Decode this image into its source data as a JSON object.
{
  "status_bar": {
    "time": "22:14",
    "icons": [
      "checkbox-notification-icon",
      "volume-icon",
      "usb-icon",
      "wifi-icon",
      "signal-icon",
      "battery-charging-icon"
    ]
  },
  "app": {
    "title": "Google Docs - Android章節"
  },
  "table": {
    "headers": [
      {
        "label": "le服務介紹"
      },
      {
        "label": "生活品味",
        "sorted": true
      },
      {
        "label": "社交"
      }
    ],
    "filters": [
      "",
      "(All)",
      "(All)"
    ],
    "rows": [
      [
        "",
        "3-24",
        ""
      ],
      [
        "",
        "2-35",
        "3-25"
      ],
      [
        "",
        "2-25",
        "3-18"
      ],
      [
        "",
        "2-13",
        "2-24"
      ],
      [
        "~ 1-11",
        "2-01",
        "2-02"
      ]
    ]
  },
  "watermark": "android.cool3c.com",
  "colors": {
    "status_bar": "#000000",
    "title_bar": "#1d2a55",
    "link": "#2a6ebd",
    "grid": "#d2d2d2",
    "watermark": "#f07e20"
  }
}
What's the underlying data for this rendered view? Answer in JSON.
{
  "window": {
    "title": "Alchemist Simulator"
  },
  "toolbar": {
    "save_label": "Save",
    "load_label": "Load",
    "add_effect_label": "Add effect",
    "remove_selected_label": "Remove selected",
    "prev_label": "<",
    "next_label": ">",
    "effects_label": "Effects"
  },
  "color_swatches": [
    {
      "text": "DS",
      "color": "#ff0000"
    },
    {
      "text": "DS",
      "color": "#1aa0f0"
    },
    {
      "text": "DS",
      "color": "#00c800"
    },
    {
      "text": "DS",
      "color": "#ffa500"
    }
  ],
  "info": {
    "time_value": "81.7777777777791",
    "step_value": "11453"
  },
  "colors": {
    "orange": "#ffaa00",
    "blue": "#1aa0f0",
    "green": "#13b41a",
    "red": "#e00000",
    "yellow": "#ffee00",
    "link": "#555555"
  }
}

.....

Short problem: Output, unchanged, the lines from the line with "What's the underlying" through the final line of the material.

Result below:
What's the underlying data for this rendered view? Answer in JSON.
{
  "window": {
    "title": "Alchemist Simulator"
  },
  "toolbar": {
    "save_label": "Save",
    "load_label": "Load",
    "add_effect_label": "Add effect",
    "remove_selected_label": "Remove selected",
    "prev_label": "<",
    "next_label": ">",
    "effects_label": "Effects"
  },
  "color_swatches": [
    {
      "text": "DS",
      "color": "#ff0000"
    },
    {
      "text": "DS",
      "color": "#1aa0f0"
    },
    {
      "text": "DS",
      "color": "#00c800"
    },
    {
      "text": "DS",
      "color": "#ffa500"
    }
  ],
  "info": {
    "time_value": "81.7777777777791",
    "step_value": "11453"
  },
  "colors": {
    "orange": "#ffaa00",
    "blue": "#1aa0f0",
    "green": "#13b41a",
    "red": "#e00000",
    "yellow": "#ffee00",
    "link": "#555555"
  }
}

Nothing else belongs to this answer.